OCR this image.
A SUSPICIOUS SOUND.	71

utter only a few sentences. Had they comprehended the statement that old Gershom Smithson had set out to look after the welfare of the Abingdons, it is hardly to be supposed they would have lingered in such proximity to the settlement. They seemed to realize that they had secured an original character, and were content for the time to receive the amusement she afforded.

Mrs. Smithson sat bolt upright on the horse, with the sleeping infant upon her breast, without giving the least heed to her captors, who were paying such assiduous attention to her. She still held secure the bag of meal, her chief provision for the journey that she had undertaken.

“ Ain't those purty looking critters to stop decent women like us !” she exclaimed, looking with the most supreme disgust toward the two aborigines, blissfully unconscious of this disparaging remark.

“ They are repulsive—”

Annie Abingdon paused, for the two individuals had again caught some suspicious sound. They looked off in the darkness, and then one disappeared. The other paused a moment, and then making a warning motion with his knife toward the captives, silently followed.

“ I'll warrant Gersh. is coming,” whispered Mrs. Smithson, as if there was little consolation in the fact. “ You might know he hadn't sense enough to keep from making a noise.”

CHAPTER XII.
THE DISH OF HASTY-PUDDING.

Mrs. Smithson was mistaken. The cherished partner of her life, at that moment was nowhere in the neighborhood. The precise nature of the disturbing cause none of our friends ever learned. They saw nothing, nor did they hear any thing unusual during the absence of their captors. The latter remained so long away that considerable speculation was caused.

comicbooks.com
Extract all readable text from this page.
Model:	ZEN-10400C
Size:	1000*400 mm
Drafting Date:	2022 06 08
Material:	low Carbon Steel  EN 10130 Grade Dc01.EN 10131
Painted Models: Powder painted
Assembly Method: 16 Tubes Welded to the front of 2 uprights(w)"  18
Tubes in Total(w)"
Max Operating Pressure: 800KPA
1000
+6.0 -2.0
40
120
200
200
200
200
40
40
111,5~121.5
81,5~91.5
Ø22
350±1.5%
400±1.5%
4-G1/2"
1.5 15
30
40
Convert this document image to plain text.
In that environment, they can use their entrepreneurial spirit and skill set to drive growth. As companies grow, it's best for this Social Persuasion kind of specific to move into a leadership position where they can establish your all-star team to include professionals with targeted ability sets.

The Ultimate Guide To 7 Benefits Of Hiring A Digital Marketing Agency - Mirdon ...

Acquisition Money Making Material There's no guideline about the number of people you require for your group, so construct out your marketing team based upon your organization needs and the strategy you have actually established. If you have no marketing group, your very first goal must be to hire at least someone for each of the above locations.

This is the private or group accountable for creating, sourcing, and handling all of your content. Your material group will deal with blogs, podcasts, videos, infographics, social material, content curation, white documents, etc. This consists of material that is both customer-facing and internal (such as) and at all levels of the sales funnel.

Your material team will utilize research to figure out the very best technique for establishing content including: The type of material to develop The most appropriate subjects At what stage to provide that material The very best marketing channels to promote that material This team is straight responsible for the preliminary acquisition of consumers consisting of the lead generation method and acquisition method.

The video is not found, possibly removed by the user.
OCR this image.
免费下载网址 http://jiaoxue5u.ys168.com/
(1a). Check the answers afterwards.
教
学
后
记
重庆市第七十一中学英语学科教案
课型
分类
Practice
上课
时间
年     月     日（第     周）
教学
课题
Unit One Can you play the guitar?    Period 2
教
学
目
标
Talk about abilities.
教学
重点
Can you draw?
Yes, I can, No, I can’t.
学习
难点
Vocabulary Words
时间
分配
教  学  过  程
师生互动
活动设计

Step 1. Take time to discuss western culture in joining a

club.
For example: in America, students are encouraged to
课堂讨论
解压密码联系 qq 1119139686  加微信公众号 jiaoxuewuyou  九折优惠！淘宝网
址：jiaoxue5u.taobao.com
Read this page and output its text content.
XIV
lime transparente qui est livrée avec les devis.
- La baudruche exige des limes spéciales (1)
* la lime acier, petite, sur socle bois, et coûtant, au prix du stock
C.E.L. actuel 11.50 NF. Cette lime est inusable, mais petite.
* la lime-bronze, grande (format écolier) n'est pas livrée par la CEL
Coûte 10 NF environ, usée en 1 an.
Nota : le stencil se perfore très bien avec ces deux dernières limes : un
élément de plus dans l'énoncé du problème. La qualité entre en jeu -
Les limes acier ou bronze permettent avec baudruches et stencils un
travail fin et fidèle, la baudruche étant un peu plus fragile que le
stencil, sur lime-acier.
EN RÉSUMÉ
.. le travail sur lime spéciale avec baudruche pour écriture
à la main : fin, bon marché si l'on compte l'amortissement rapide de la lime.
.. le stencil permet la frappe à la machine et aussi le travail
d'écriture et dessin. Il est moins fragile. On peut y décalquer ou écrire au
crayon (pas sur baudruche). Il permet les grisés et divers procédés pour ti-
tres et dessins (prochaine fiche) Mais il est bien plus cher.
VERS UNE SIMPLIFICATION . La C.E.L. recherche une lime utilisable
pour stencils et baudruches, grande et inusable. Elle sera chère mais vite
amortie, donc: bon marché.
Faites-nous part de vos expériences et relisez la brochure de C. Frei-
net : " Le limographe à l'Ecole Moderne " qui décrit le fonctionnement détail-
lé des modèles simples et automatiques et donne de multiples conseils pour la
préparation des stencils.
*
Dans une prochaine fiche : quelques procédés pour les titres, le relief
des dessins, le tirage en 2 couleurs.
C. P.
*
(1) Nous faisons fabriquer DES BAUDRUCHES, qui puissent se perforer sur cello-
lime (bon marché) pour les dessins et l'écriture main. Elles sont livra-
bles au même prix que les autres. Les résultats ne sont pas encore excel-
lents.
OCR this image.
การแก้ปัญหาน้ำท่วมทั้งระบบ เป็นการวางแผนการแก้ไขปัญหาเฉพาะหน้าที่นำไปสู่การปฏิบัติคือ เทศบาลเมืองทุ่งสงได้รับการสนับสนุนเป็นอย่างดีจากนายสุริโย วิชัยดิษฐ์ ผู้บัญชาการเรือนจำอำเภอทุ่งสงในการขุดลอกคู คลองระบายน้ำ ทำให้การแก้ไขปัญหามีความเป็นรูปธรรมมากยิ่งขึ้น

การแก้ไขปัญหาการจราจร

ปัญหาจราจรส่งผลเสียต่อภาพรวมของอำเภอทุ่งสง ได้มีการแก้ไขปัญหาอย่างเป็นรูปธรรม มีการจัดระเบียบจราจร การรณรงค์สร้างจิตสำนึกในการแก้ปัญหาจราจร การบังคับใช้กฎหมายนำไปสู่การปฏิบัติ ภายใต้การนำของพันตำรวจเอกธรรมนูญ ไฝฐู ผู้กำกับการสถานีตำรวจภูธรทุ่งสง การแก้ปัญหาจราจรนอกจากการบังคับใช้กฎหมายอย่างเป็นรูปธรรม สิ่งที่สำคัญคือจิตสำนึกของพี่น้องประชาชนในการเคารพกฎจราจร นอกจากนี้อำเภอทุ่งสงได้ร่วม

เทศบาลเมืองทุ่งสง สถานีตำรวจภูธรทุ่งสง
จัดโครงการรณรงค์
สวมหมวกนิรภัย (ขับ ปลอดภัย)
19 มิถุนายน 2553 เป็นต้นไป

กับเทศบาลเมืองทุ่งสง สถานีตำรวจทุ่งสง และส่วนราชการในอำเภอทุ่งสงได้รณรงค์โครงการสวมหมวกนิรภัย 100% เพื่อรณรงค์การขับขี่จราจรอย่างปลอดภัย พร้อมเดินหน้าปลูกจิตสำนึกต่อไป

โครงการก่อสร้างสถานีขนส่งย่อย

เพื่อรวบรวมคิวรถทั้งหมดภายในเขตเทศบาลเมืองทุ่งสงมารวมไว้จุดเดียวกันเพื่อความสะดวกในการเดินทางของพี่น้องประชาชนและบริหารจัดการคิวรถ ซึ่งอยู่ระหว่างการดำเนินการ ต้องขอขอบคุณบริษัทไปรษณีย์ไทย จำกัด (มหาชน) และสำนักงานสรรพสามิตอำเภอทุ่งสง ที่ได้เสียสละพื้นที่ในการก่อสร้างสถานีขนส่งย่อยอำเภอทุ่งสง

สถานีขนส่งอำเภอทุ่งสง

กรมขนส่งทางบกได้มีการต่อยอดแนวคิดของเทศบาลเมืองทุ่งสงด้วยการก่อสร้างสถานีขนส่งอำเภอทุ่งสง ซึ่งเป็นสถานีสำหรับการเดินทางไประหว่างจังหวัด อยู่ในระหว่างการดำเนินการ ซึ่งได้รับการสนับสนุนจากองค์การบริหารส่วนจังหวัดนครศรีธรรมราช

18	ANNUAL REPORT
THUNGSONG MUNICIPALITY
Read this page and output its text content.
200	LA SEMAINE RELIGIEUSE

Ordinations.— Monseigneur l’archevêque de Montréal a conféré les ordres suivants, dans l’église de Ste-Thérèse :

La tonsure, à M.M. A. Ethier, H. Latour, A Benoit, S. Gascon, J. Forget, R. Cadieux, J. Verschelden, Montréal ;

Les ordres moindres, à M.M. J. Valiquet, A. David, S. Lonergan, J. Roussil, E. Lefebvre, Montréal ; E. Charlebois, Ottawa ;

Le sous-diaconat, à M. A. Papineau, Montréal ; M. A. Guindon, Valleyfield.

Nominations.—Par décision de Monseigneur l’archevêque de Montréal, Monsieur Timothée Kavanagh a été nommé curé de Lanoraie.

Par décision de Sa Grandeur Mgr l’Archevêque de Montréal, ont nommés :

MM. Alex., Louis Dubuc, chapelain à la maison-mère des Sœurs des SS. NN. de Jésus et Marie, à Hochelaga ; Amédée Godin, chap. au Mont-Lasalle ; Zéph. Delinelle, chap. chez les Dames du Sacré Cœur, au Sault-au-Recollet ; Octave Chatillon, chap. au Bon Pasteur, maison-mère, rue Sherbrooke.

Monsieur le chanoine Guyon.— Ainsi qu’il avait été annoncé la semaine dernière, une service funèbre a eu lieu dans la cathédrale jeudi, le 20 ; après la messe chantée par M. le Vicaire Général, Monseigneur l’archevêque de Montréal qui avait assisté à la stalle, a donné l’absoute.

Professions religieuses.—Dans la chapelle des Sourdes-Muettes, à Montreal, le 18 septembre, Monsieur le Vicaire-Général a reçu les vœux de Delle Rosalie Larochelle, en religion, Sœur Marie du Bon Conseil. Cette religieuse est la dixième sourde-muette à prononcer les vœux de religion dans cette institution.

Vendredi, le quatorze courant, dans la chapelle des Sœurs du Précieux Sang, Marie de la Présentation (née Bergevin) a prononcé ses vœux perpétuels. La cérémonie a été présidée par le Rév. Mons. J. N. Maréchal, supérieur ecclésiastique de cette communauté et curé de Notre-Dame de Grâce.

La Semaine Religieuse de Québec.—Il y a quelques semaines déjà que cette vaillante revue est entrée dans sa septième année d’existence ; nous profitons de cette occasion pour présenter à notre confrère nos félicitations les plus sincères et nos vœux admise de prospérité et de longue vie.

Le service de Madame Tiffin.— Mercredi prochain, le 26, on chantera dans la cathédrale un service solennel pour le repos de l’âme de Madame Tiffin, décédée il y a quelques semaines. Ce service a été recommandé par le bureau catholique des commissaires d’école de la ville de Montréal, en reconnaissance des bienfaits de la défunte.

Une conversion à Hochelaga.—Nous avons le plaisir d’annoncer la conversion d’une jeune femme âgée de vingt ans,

Task instructions
State how many lines of the records hold the string "stencils", and nothing else.

Solution for this exercise
3